=== Material provided ===
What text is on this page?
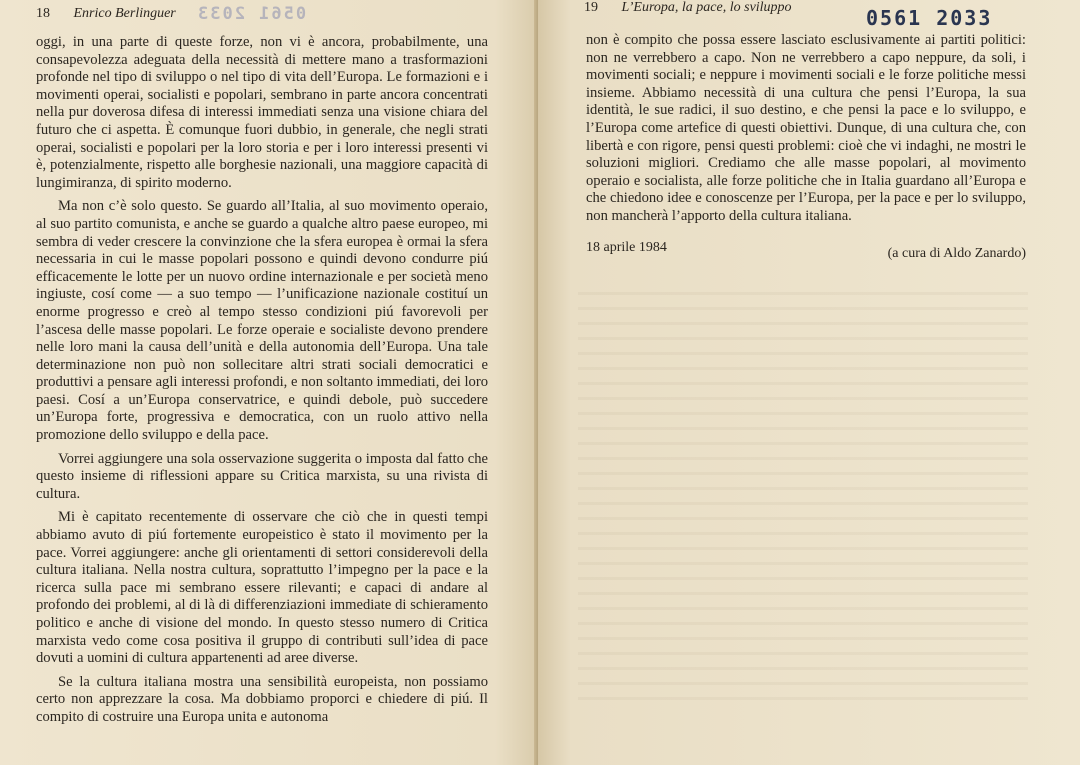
18 Enrico Berlinguer 0561 2033

oggi, in una parte di queste forze, non vi è ancora, probabilmente, una consapevolezza adeguata della necessità di mettere mano a trasformazioni profonde nel tipo di sviluppo o nel tipo di vita dell’Europa. Le formazioni e i movimenti operai, socialisti e popolari, sembrano in parte ancora concentrati nella pur doverosa difesa di interessi immediati senza una visione chiara del futuro che ci aspetta. È comunque fuori dubbio, in generale, che negli strati operai, socialisti e popolari per la loro storia e per i loro interessi presenti vi è, potenzialmente, rispetto alle borghesie nazionali, una maggiore capacità di lungimiranza, di spirito moderno.

Ma non c’è solo questo. Se guardo all’Italia, al suo movimento operaio, al suo partito comunista, e anche se guardo a qualche altro paese europeo, mi sembra di veder crescere la convinzione che la sfera europea è ormai la sfera necessaria in cui le masse popolari possono e quindi devono condurre piú efficacemente le lotte per un nuovo ordine internazionale e per società meno ingiuste, cosí come — a suo tempo — l’unificazione nazionale costituí un enorme progresso e creò al tempo stesso condizioni piú favorevoli per l’ascesa delle masse popolari. Le forze operaie e socialiste devono prendere nelle loro mani la causa dell’unità e della autonomia dell’Europa. Una tale determinazione non può non sollecitare altri strati sociali democratici e produttivi a pensare agli interessi profondi, e non soltanto immediati, dei loro paesi. Cosí a un’Europa conservatrice, e quindi debole, può succedere un’Europa forte, progressiva e democratica, con un ruolo attivo nella promozione dello sviluppo e della pace.

Vorrei aggiungere una sola osservazione suggerita o imposta dal fatto che questo insieme di riflessioni appare su Critica marxista, su una rivista di cultura.

Mi è capitato recentemente di osservare che ciò che in questi tempi abbiamo avuto di piú fortemente europeistico è stato il movimento per la pace. Vorrei aggiungere: anche gli orientamenti di settori considerevoli della cultura italiana. Nella nostra cultura, soprattutto l’impegno per la pace e la ricerca sulla pace mi sembrano essere rilevanti; e capaci di andare al profondo dei problemi, al di là di differenziazioni immediate di schieramento politico e anche di visione del mondo. In questo stesso numero di Critica marxista vedo come cosa positiva il gruppo di contributi sull’idea di pace dovuti a uomini di cultura appartenenti ad aree diverse.

Se la cultura italiana mostra una sensibilità europeista, non possiamo certo non apprezzare la cosa. Ma dobbiamo proporci e chiedere di piú. Il compito di costruire una Europa unita e autonoma

19 L’Europa, la pace, lo sviluppo	0561 2033

non è compito che possa essere lasciato esclusivamente ai partiti politici: non ne verrebbero a capo. Non ne verrebbero a capo neppure, da soli, i movimenti sociali; e neppure i movimenti sociali e le forze politiche messi insieme. Abbiamo necessità di una cultura che pensi l’Europa, la sua identità, le sue radici, il suo destino, e che pensi la pace e lo sviluppo, e l’Europa come artefice di questi obiettivi. Dunque, di una cultura che, con libertà e con rigore, pensi questi problemi: cioè che vi indaghi, ne mostri le soluzioni migliori. Crediamo che alle masse popolari, al movimento operaio e socialista, alle forze politiche che in Italia guardano all’Europa e che chiedono idee e conoscenze per l’Europa, per la pace e per lo sviluppo, non mancherà l’apporto della cultura italiana.

18 aprile 1984	(a cura di Aldo Zanardo)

=== Your goal ===
Transcribe every line in the entries above, taking out only the images.

=== Result below ===
What text is on this page?
18 Enrico Berlinguer 0561 2033

oggi, in una parte di queste forze, non vi è ancora, probabilmente, una consapevolezza adeguata della necessità di mettere mano a trasformazioni profonde nel tipo di sviluppo o nel tipo di vita dell’Europa. Le formazioni e i movimenti operai, socialisti e popolari, sembrano in parte ancora concentrati nella pur doverosa difesa di interessi immediati senza una visione chiara del futuro che ci aspetta. È comunque fuori dubbio, in generale, che negli strati operai, socialisti e popolari per la loro storia e per i loro interessi presenti vi è, potenzialmente, rispetto alle borghesie nazionali, una maggiore capacità di lungimiranza, di spirito moderno.

Ma non c’è solo questo. Se guardo all’Italia, al suo movimento operaio, al suo partito comunista, e anche se guardo a qualche altro paese europeo, mi sembra di veder crescere la convinzione che la sfera europea è ormai la sfera necessaria in cui le masse popolari possono e quindi devono condurre piú efficacemente le lotte per un nuovo ordine internazionale e per società meno ingiuste, cosí come — a suo tempo — l’unificazione nazionale costituí un enorme progresso e creò al tempo stesso condizioni piú favorevoli per l’ascesa delle masse popolari. Le forze operaie e socialiste devono prendere nelle loro mani la causa dell’unità e della autonomia dell’Europa. Una tale determinazione non può non sollecitare altri strati sociali democratici e produttivi a pensare agli interessi profondi, e non soltanto immediati, dei loro paesi. Cosí a un’Europa conservatrice, e quindi debole, può succedere un’Europa forte, progressiva e democratica, con un ruolo attivo nella promozione dello sviluppo e della pace.

Vorrei aggiungere una sola osservazione suggerita o imposta dal fatto che questo insieme di riflessioni appare su Critica marxista, su una rivista di cultura.

Mi è capitato recentemente di osservare che ciò che in questi tempi abbiamo avuto di piú fortemente europeistico è stato il movimento per la pace. Vorrei aggiungere: anche gli orientamenti di settori considerevoli della cultura italiana. Nella nostra cultura, soprattutto l’impegno per la pace e la ricerca sulla pace mi sembrano essere rilevanti; e capaci di andare al profondo dei problemi, al di là di differenziazioni immediate di schieramento politico e anche di visione del mondo. In questo stesso numero di Critica marxista vedo come cosa positiva il gruppo di contributi sull’idea di pace dovuti a uomini di cultura appartenenti ad aree diverse.

Se la cultura italiana mostra una sensibilità europeista, non possiamo certo non apprezzare la cosa. Ma dobbiamo proporci e chiedere di piú. Il compito di costruire una Europa unita e autonoma

19 L’Europa, la pace, lo sviluppo	0561 2033

non è compito che possa essere lasciato esclusivamente ai partiti politici: non ne verrebbero a capo. Non ne verrebbero a capo neppure, da soli, i movimenti sociali; e neppure i movimenti sociali e le forze politiche messi insieme. Abbiamo necessità di una cultura che pensi l’Europa, la sua identità, le sue radici, il suo destino, e che pensi la pace e lo sviluppo, e l’Europa come artefice di questi obiettivi. Dunque, di una cultura che, con libertà e con rigore, pensi questi problemi: cioè che vi indaghi, ne mostri le soluzioni migliori. Crediamo che alle masse popolari, al movimento operaio e socialista, alle forze politiche che in Italia guardano all’Europa e che chiedono idee e conoscenze per l’Europa, per la pace e per lo sviluppo, non mancherà l’apporto della cultura italiana.

18 aprile 1984	(a cura di Aldo Zanardo)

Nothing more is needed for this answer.